-- What needs to be done --
Pull out every line below containing the word "siyahısı".

----------------

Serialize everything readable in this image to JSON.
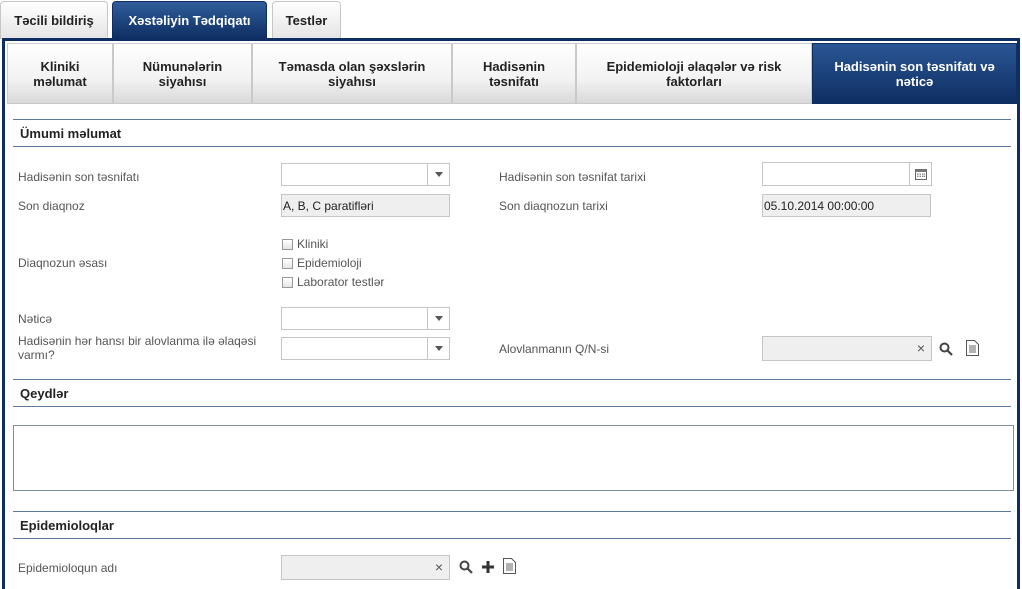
{
  "top_tabs": [
    {
      "label": "Təcili bildiriş",
      "active": false
    },
    {
      "label": "Xəstəliyin Tədqiqatı",
      "active": true
    },
    {
      "label": "Testlər",
      "active": false
    }
  ],
  "sub_tabs": [
    {
      "label": "Kliniki məlumat"
    },
    {
      "label": "Nümunələrin siyahısı"
    },
    {
      "label": "Təmasda olan şəxslərin siyahısı"
    },
    {
      "label": "Hadisənin təsnifatı"
    },
    {
      "label": "Epidemioloji əlaqələr və risk faktorları"
    },
    {
      "label": "Hadisənin son təsnifatı və nəticə"
    }
  ],
  "general": {
    "title": "Ümumi məlumat",
    "final_classification_label": "Hadisənin son təsnifatı",
    "final_classification_value": "",
    "final_classification_date_label": "Hadisənin son təsnifat tarixi",
    "final_classification_date_value": "",
    "final_diagnosis_label": "Son diaqnoz",
    "final_diagnosis_value": "A, B, C paratifləri",
    "final_diagnosis_date_label": "Son diaqnozun tarixi",
    "final_diagnosis_date_value": "05.10.2014 00:00:00",
    "diagnosis_basis_label": "Diaqnozun əsası",
    "basis_options": [
      "Kliniki",
      "Epidemioloji",
      "Laborator testlər"
    ],
    "outcome_label": "Nəticə",
    "outcome_value": "",
    "outbreak_link_label": "Hadisənin hər hansı bir alovlanma ilə əlaqəsi varmı?",
    "outbreak_link_value": "",
    "outbreak_id_label": "Alovlanmanın Q/N-si",
    "outbreak_id_value": ""
  },
  "notes": {
    "title": "Qeydlər",
    "value": ""
  },
  "epidemiologists": {
    "title": "Epidemioloqlar",
    "name_label": "Epidemioloqun adı",
    "name_value": ""
  },
  "icons": {
    "clear": "×",
    "search": "search-icon",
    "add": "plus-icon",
    "document": "document-icon",
    "calendar": "calendar-icon"
  }
}
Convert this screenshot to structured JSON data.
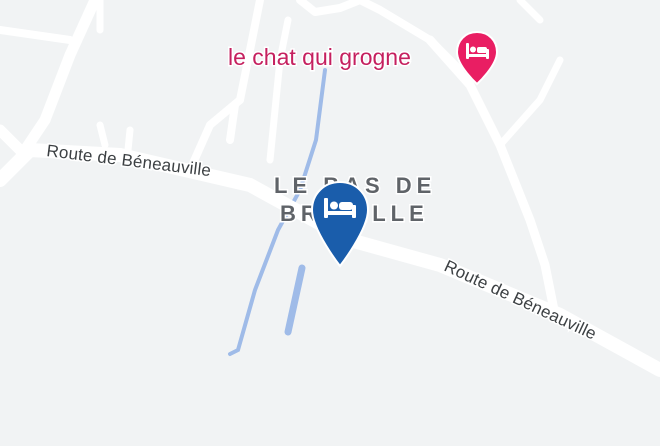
{
  "map": {
    "background_color": "#f1f3f4",
    "road_color": "#ffffff",
    "water_color": "#9fbbe8",
    "roads": {
      "main_road_west_label": "Route de Béneauville",
      "main_road_east_label": "Route de Béneauville"
    },
    "place": {
      "line1": "LE BAS DE",
      "line2": "BREVILLE"
    },
    "poi": {
      "name": "le chat qui grogne",
      "icon": "hotel-bed-icon",
      "color": "#e91e63"
    },
    "selected_marker": {
      "icon": "hotel-bed-icon",
      "color": "#1a5dab"
    }
  }
}
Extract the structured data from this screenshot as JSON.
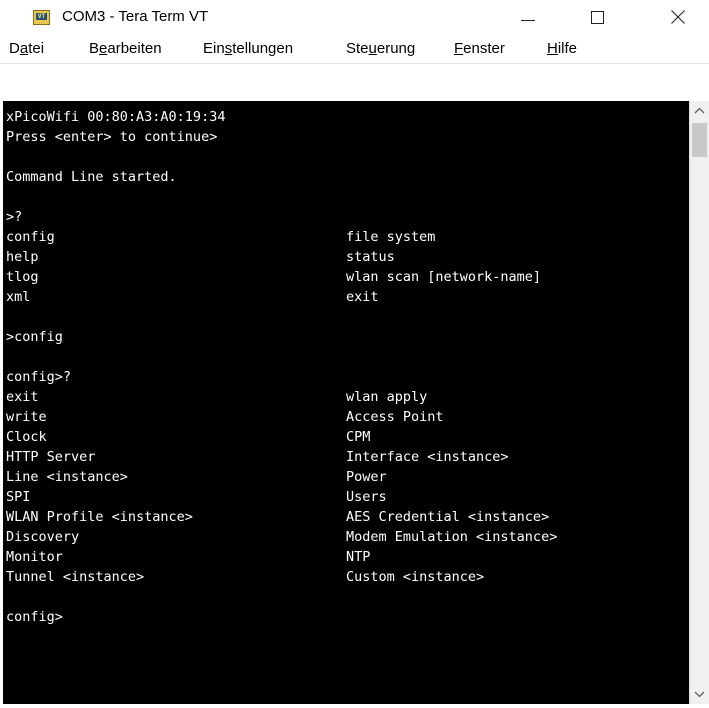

----------------

-- Final result --
      "label": "Nümunələrin siyahısı"
      "label": "Təmasda olan şəxslərin siyahısı"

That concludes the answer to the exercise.